- Required task: Each entry below is to be duplicated verbatim.

— BEGIN —

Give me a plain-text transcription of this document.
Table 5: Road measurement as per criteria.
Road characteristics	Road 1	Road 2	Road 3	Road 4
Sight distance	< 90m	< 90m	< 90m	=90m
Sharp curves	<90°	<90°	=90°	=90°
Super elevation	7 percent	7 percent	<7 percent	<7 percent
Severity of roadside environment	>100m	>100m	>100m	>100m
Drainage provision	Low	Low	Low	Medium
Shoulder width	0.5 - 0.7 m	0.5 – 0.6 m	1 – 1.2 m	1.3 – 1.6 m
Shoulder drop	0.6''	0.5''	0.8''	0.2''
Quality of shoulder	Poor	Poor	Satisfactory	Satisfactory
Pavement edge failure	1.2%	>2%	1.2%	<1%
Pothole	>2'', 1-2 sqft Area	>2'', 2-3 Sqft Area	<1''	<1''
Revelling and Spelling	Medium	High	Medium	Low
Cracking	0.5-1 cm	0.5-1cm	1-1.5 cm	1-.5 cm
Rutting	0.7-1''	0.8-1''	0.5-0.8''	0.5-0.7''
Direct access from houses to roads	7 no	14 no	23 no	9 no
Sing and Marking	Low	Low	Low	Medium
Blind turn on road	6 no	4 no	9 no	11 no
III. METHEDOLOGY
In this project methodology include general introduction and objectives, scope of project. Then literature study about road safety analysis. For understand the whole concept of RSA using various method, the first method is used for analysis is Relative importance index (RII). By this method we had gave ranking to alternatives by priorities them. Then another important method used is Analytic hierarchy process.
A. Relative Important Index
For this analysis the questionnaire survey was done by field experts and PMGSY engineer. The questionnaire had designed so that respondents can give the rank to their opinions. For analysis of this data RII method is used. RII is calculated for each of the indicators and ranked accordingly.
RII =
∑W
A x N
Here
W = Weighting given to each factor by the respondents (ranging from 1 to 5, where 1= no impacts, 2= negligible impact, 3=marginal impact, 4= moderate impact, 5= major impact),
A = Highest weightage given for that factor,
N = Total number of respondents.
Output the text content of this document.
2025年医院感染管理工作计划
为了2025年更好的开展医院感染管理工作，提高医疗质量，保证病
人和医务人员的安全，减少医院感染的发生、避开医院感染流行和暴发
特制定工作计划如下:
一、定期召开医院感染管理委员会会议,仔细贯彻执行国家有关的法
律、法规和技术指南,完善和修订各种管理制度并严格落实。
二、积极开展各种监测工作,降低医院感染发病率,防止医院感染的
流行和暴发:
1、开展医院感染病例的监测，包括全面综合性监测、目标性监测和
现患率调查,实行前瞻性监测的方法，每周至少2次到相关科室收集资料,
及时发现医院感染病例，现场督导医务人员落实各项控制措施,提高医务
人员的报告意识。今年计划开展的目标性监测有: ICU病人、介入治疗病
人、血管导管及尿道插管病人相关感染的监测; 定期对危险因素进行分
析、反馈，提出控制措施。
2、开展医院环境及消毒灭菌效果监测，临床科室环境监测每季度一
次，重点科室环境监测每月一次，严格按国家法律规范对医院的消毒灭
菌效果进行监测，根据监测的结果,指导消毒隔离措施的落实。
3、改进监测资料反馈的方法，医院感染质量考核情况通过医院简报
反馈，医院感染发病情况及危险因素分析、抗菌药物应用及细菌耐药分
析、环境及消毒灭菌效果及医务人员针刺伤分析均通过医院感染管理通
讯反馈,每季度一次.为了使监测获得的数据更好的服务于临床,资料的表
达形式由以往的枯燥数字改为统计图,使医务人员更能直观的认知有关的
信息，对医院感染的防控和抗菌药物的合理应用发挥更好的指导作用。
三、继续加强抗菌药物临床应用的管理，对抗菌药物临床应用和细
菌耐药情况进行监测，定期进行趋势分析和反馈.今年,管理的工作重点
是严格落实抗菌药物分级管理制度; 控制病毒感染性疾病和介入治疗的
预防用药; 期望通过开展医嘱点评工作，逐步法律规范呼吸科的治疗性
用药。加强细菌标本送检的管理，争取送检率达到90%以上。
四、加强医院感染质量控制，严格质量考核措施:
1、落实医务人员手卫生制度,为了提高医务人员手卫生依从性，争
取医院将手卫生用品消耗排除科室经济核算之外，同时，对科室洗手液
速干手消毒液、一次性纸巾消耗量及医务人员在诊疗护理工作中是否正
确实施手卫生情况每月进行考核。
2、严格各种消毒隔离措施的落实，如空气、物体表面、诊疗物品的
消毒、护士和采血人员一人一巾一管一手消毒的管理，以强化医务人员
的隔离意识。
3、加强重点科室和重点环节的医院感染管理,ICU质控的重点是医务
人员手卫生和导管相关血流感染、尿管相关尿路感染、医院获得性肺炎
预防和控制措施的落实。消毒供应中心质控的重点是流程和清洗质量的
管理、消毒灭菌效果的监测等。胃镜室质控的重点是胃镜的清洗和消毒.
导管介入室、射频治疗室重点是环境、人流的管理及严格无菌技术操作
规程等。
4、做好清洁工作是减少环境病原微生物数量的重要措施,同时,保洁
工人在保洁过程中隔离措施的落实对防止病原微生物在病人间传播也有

— END —

- Written response:
Give me a plain-text transcription of this document.
Table 5: Road measurement as per criteria.
Road characteristics	Road 1	Road 2	Road 3	Road 4
Sight distance	< 90m	< 90m	< 90m	=90m
Sharp curves	<90°	<90°	=90°	=90°
Super elevation	7 percent	7 percent	<7 percent	<7 percent
Severity of roadside environment	>100m	>100m	>100m	>100m
Drainage provision	Low	Low	Low	Medium
Shoulder width	0.5 - 0.7 m	0.5 – 0.6 m	1 – 1.2 m	1.3 – 1.6 m
Shoulder drop	0.6''	0.5''	0.8''	0.2''
Quality of shoulder	Poor	Poor	Satisfactory	Satisfactory
Pavement edge failure	1.2%	>2%	1.2%	<1%
Pothole	>2'', 1-2 sqft Area	>2'', 2-3 Sqft Area	<1''	<1''
Revelling and Spelling	Medium	High	Medium	Low
Cracking	0.5-1 cm	0.5-1cm	1-1.5 cm	1-.5 cm
Rutting	0.7-1''	0.8-1''	0.5-0.8''	0.5-0.7''
Direct access from houses to roads	7 no	14 no	23 no	9 no
Sing and Marking	Low	Low	Low	Medium
Blind turn on road	6 no	4 no	9 no	11 no
III. METHEDOLOGY
In this project methodology include general introduction and objectives, scope of project. Then literature study about road safety analysis. For understand the whole concept of RSA using various method, the first method is used for analysis is Relative importance index (RII). By this method we had gave ranking to alternatives by priorities them. Then another important method used is Analytic hierarchy process.
A. Relative Important Index
For this analysis the questionnaire survey was done by field experts and PMGSY engineer. The questionnaire had designed so that respondents can give the rank to their opinions. For analysis of this data RII method is used. RII is calculated for each of the indicators and ranked accordingly.
RII =
∑W
A x N
Here
W = Weighting given to each factor by the respondents (ranging from 1 to 5, where 1= no impacts, 2= negligible impact, 3=marginal impact, 4= moderate impact, 5= major impact),
A = Highest weightage given for that factor,
N = Total number of respondents.
Output the text content of this document.
2025年医院感染管理工作计划
为了2025年更好的开展医院感染管理工作，提高医疗质量，保证病
人和医务人员的安全，减少医院感染的发生、避开医院感染流行和暴发
特制定工作计划如下:
一、定期召开医院感染管理委员会会议,仔细贯彻执行国家有关的法
律、法规和技术指南,完善和修订各种管理制度并严格落实。
二、积极开展各种监测工作,降低医院感染发病率,防止医院感染的
流行和暴发:
1、开展医院感染病例的监测，包括全面综合性监测、目标性监测和
现患率调查,实行前瞻性监测的方法，每周至少2次到相关科室收集资料,
及时发现医院感染病例，现场督导医务人员落实各项控制措施,提高医务
人员的报告意识。今年计划开展的目标性监测有: ICU病人、介入治疗病
人、血管导管及尿道插管病人相关感染的监测; 定期对危险因素进行分
析、反馈，提出控制措施。
2、开展医院环境及消毒灭菌效果监测，临床科室环境监测每季度一
次，重点科室环境监测每月一次，严格按国家法律规范对医院的消毒灭
菌效果进行监测，根据监测的结果,指导消毒隔离措施的落实。
3、改进监测资料反馈的方法，医院感染质量考核情况通过医院简报
反馈，医院感染发病情况及危险因素分析、抗菌药物应用及细菌耐药分
析、环境及消毒灭菌效果及医务人员针刺伤分析均通过医院感染管理通
讯反馈,每季度一次.为了使监测获得的数据更好的服务于临床,资料的表
达形式由以往的枯燥数字改为统计图,使医务人员更能直观的认知有关的
信息，对医院感染的防控和抗菌药物的合理应用发挥更好的指导作用。
三、继续加强抗菌药物临床应用的管理，对抗菌药物临床应用和细
菌耐药情况进行监测，定期进行趋势分析和反馈.今年,管理的工作重点
是严格落实抗菌药物分级管理制度; 控制病毒感染性疾病和介入治疗的
预防用药; 期望通过开展医嘱点评工作，逐步法律规范呼吸科的治疗性
用药。加强细菌标本送检的管理，争取送检率达到90%以上。
四、加强医院感染质量控制，严格质量考核措施:
1、落实医务人员手卫生制度,为了提高医务人员手卫生依从性，争
取医院将手卫生用品消耗排除科室经济核算之外，同时，对科室洗手液
速干手消毒液、一次性纸巾消耗量及医务人员在诊疗护理工作中是否正
确实施手卫生情况每月进行考核。
2、严格各种消毒隔离措施的落实，如空气、物体表面、诊疗物品的
消毒、护士和采血人员一人一巾一管一手消毒的管理，以强化医务人员
的隔离意识。
3、加强重点科室和重点环节的医院感染管理,ICU质控的重点是医务
人员手卫生和导管相关血流感染、尿管相关尿路感染、医院获得性肺炎
预防和控制措施的落实。消毒供应中心质控的重点是流程和清洗质量的
管理、消毒灭菌效果的监测等。胃镜室质控的重点是胃镜的清洗和消毒.
导管介入室、射频治疗室重点是环境、人流的管理及严格无菌技术操作
规程等。
4、做好清洁工作是减少环境病原微生物数量的重要措施,同时,保洁
工人在保洁过程中隔离措施的落实对防止病原微生物在病人间传播也有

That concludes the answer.